Directive – Below are entries. Pull out all lines containing "股权分红分配金额".

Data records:
══════════
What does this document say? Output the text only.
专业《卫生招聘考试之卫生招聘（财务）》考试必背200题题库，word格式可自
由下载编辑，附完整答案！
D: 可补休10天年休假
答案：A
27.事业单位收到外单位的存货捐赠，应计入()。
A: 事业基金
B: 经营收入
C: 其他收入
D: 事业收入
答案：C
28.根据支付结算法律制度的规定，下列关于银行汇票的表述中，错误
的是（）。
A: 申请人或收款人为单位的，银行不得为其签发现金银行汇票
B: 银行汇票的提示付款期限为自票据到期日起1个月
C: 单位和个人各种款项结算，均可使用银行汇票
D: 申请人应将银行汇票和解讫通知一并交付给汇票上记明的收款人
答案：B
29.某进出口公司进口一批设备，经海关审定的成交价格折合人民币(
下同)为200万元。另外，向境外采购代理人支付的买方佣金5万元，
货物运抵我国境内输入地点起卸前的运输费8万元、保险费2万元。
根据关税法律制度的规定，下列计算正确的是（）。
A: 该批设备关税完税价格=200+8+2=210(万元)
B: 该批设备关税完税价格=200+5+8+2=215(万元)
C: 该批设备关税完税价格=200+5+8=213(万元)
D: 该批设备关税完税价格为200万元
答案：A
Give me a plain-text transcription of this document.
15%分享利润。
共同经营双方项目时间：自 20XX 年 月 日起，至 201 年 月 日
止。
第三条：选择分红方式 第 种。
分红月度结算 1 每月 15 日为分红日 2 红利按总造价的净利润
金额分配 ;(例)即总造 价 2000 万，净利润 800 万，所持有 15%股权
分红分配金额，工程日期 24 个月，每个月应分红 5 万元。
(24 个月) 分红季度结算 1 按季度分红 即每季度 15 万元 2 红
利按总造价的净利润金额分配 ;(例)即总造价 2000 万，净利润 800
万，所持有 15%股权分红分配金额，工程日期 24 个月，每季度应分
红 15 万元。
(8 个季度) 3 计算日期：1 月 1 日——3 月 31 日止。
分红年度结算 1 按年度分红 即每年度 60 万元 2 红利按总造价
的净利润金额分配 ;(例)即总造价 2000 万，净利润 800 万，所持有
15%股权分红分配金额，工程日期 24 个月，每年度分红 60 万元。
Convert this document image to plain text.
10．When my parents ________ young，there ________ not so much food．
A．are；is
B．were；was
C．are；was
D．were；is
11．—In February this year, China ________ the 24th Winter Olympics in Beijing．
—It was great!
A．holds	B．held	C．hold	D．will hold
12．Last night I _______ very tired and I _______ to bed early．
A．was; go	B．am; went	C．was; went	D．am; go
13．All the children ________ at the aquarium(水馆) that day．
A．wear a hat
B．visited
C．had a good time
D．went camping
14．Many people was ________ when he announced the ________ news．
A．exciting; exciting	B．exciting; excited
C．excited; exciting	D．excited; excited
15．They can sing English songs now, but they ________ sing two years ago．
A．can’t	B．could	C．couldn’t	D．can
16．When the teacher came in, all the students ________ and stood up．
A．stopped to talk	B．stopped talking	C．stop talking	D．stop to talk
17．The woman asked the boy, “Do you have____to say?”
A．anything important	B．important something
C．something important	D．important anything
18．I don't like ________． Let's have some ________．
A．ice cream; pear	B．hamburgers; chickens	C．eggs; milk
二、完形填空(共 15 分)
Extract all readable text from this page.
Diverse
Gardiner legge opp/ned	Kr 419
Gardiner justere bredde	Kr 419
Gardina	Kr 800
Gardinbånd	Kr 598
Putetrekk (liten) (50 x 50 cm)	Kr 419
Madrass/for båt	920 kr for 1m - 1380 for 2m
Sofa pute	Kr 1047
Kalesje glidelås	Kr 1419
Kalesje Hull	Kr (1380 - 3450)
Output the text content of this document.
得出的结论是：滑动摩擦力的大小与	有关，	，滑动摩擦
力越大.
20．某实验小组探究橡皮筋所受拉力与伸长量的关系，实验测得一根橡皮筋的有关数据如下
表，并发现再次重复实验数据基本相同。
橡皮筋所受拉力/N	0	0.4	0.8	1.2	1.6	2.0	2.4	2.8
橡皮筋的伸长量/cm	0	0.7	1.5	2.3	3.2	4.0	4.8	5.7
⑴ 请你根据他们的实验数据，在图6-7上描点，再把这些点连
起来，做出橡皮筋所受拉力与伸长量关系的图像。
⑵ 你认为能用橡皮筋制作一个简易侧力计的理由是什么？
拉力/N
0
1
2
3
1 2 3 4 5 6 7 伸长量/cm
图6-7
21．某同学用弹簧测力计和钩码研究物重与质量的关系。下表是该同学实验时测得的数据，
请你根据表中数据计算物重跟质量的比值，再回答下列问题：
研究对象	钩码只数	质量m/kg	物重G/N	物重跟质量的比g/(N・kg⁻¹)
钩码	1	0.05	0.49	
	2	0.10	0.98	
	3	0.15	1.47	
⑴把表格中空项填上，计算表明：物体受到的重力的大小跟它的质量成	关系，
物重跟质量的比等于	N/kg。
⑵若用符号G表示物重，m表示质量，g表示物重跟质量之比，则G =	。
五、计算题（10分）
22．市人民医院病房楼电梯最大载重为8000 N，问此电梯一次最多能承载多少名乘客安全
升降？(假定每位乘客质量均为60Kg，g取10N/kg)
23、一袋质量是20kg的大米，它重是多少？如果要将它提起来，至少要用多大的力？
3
══════════
Answer in full –
万，所持有 15%股权分红分配金额，工程日期 24 个月，每季度应分
15%股权分红分配金额，工程日期 24 个月，每年度分红 60 万元。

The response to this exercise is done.